■ WRITTEN EXERCISE
Transcribe each line of the records below exactly, excluding any embedded images.

■ GIVEN RECORDS
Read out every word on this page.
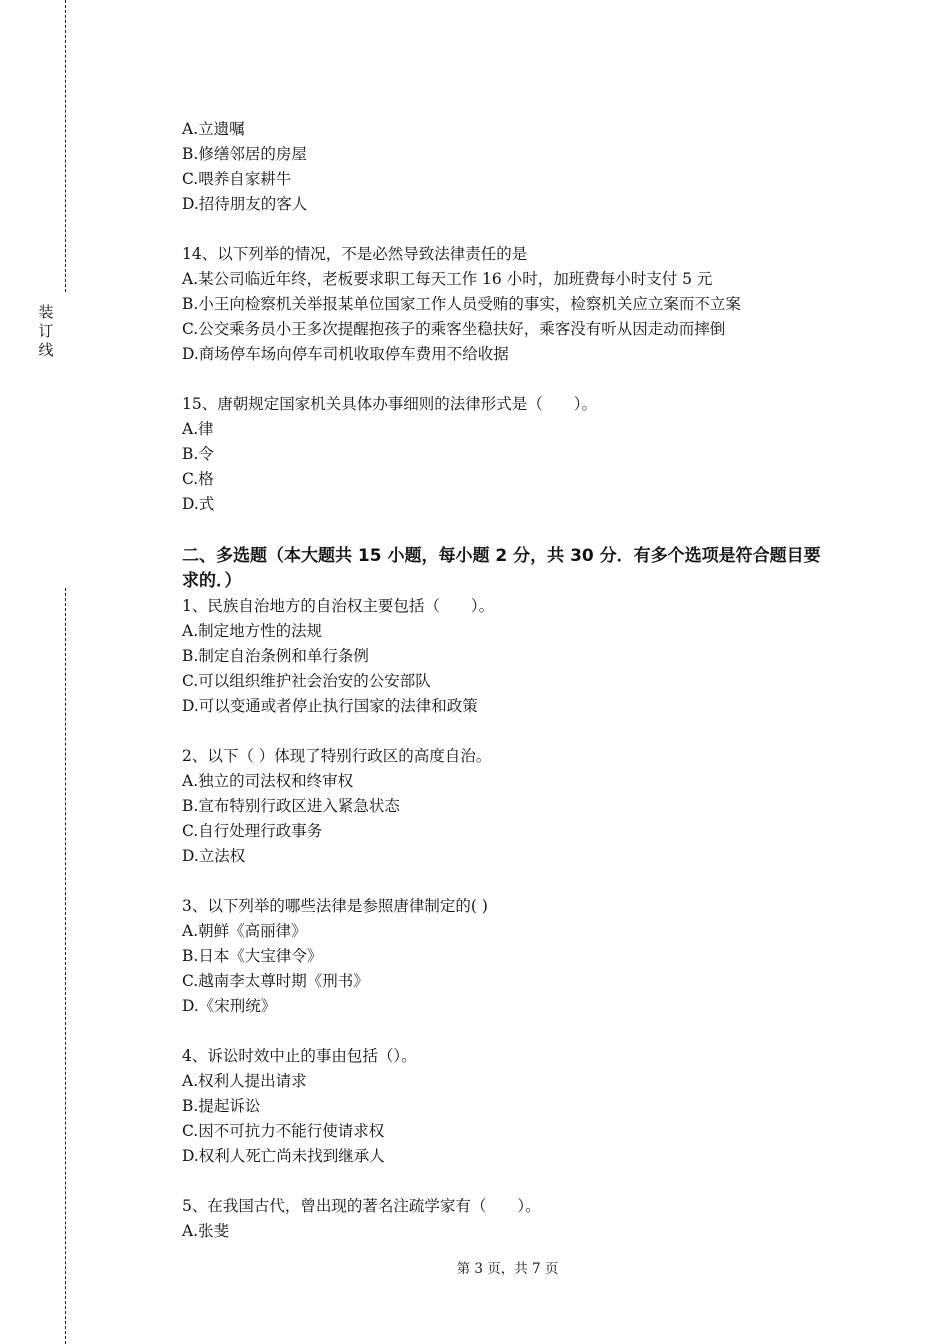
装
订
线
A.立遗嘱
B.修缮邻居的房屋
C.喂养自家耕牛
D.招待朋友的客人
14、以下列举的情况，不是必然导致法律责任的是
A.某公司临近年终，老板要求职工每天工作 16 小时，加班费每小时支付 5 元
B.小王向检察机关举报某单位国家工作人员受贿的事实，检察机关应立案而不立案
C.公交乘务员小王多次提醒抱孩子的乘客坐稳扶好，乘客没有听从因走动而摔倒
D.商场停车场向停车司机收取停车费用不给收据
15、唐朝规定国家机关具体办事细则的法律形式是（　　）。
A.律
B.令
C.格
D.式
二、多选题（本大题共 15 小题，每小题 2 分，共 30 分．有多个选项是符合题目要求的．）
1、民族自治地方的自治权主要包括（　　）。
A.制定地方性的法规
B.制定自治条例和单行条例
C.可以组织维护社会治安的公安部队
D.可以变通或者停止执行国家的法律和政策
2、以下（ ）体现了特别行政区的高度自治。
A.独立的司法权和终审权
B.宣布特别行政区进入紧急状态
C.自行处理行政事务
D.立法权
3、以下列举的哪些法律是参照唐律制定的( )
A.朝鲜《高丽律》
B.日本《大宝律令》
C.越南李太尊时期《刑书》
D.《宋刑统》
4、诉讼时效中止的事由包括（）。
A.权利人提出请求
B.提起诉讼
C.因不可抗力不能行使请求权
D.权利人死亡尚未找到继承人
5、在我国古代，曾出现的著名注疏学家有（　　）。
A.张斐
第 3 页，共 7 页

■ EXERCISE RESULT
Read out every word on this page.
装
订
线
A.立遗嘱
B.修缮邻居的房屋
C.喂养自家耕牛
D.招待朋友的客人
14、以下列举的情况，不是必然导致法律责任的是
A.某公司临近年终，老板要求职工每天工作 16 小时，加班费每小时支付 5 元
B.小王向检察机关举报某单位国家工作人员受贿的事实，检察机关应立案而不立案
C.公交乘务员小王多次提醒抱孩子的乘客坐稳扶好，乘客没有听从因走动而摔倒
D.商场停车场向停车司机收取停车费用不给收据
15、唐朝规定国家机关具体办事细则的法律形式是（　　）。
A.律
B.令
C.格
D.式
二、多选题（本大题共 15 小题，每小题 2 分，共 30 分．有多个选项是符合题目要求的．）
1、民族自治地方的自治权主要包括（　　）。
A.制定地方性的法规
B.制定自治条例和单行条例
C.可以组织维护社会治安的公安部队
D.可以变通或者停止执行国家的法律和政策
2、以下（ ）体现了特别行政区的高度自治。
A.独立的司法权和终审权
B.宣布特别行政区进入紧急状态
C.自行处理行政事务
D.立法权
3、以下列举的哪些法律是参照唐律制定的( )
A.朝鲜《高丽律》
B.日本《大宝律令》
C.越南李太尊时期《刑书》
D.《宋刑统》
4、诉讼时效中止的事由包括（）。
A.权利人提出请求
B.提起诉讼
C.因不可抗力不能行使请求权
D.权利人死亡尚未找到继承人
5、在我国古代，曾出现的著名注疏学家有（　　）。
A.张斐
第 3 页，共 7 页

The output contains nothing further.